Page excerpt:

Nor are we persuaded by defendant’s argument that the verdict was against the weight of the evidence. “In deciding this issue, we analyze the evidence based on the relative probative force of the conflicting testimony and the strength of the conflicting inferences that may be drawn therefrom, viewing the evidence in a neutral light and giving appropriate deference to the jury’s ability to observe the witnesses and hear their testimony” (People v Miller, 13 AD3d 890, 891 [2004] [citations omitted]). There was conflicting evidence in that, among other things, defendant testified at trial that the victim was the aggressor, that he believed the victim was attempting to kill him and that he shot in self-defense. The jury, however, found veracity in the victim’s account and credited the evidence supporting defendant’s criminal culpability. Upon weighing the evidence, we find no reason to disregard this determination (see People v Allen, 13 AD3d 892, 894 [2004]).

Defendant next contends that County Court erred with regard to its Sandoval and Molineux rulings. As to Sandoval, the prosecutor sought to introduce a host of prior convictions and bad acts in the event that defendant testified. Determining which of these matters would be permitted and the extent of the inquiry “rests largely within the reviewable discretion of the trial court, to be exercised in light of the facts and circumstances of the particular case before it” (People v Hayes, 97 NY2d 203, 207 [2002]). Here, the trial court, among other things, prohibited impeachment as to defendant’s prior acts of domestic violence against his girlfriend, allowed questioning only about the existence (but not the facts) of a theft conviction and an assault conviction (which arose from striking a child and struggling with police), and permitted questioning about the facts of a South Carolina assault conviction. When the prosecution questioned defendant about the South Carolina conviction, County Court interjected a detailed instruction to the jury with respect to the limited purpose of that proof. Under these cir*937cumstances, we are not persuaded that reversible error occurred.

The People were also permitted to present evidence about a variety of problems between defendant’s household and the victim’s family. This evidence included, among other things, the testimony of the victim’s wife that defendant threatened her, defendant threatened to blow up the house, and she had called the police regarding several situations, such as defendant playing loud music through the night. County Court ruled that this evidence was relevant to defendant’s motive and intent, and the probative value outweighed the potential for prejudice. We find no error in this ruling (see generally People v Higgins, 12 AD3d 775, 777-778 [2004], lv denied 4 NY3d 764 [2005]; People v Laviolette, 307 AD2d 541, 542-543 [2003], lv denied 100 NY2d 643 [2003]).

Exercise details: Summarize the court opinion excerpt in two sentences.

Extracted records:

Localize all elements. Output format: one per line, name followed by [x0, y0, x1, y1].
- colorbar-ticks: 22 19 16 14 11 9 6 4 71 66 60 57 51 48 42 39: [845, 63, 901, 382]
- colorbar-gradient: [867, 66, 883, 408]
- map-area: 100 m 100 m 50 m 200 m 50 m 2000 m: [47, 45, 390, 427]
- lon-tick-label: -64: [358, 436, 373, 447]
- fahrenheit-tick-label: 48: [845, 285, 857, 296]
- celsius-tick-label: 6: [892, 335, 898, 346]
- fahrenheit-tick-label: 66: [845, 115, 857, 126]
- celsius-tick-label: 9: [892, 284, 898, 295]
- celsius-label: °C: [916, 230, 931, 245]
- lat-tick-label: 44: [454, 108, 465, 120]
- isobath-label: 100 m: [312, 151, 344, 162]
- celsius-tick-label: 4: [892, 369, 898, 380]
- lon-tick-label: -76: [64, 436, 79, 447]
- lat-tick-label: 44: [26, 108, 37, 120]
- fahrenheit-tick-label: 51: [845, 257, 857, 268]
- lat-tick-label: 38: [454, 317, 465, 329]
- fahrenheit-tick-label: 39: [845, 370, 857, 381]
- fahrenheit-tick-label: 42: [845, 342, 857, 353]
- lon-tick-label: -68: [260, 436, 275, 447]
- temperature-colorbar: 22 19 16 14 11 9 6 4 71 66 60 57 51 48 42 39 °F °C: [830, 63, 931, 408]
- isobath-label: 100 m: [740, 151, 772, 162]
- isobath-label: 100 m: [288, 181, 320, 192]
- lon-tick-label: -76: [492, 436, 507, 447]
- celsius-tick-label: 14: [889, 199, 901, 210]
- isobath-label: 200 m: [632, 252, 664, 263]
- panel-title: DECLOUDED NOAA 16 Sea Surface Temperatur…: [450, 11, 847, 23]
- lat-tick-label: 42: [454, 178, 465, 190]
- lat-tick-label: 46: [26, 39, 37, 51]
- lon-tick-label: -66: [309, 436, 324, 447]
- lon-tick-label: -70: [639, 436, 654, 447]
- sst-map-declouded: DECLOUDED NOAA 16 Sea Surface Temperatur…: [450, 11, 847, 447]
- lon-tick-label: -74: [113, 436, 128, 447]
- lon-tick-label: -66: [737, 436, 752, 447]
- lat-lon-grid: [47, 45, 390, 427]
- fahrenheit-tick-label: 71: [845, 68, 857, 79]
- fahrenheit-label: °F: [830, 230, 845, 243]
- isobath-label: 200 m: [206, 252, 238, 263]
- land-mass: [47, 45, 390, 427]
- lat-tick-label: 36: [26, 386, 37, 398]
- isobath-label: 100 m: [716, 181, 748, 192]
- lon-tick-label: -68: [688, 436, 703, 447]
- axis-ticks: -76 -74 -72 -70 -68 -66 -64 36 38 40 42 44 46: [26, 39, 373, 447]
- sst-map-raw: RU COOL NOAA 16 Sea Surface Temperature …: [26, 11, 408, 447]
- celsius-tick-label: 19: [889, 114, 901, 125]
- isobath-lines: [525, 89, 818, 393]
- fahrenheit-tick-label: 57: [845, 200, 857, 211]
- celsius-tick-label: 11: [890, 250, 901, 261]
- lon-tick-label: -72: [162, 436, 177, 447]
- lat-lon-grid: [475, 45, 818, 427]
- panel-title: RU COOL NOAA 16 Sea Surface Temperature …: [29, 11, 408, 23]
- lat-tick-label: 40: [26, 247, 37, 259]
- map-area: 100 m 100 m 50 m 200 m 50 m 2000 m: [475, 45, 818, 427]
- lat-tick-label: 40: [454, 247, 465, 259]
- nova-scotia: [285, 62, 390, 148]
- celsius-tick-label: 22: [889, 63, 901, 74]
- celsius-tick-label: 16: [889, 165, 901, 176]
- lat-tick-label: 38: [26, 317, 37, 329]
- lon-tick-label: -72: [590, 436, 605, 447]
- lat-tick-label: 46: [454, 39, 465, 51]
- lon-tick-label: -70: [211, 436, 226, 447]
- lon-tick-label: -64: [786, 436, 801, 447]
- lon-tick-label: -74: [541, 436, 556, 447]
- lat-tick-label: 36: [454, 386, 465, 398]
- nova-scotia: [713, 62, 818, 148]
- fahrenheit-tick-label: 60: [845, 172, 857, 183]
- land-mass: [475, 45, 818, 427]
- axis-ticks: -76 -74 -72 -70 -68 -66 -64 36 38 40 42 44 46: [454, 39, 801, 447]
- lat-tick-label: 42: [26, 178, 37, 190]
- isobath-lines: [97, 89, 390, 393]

Answer for this exercise: The court rejects the defendant's argument that the verdict was against the weight of the evidence: although he testified that the victim was the aggressor and that he shot in self-defense, the jury credited the victim's account, and the court finds no reason to disregard that determination. The court also finds no reversible error in County Court's Sandoval rulings, which limited questioning about the defendant's prior convictions and bad acts, and no error in its ruling that evidence of problems between the defendant's household and the victim's family was relevant to motive and intent.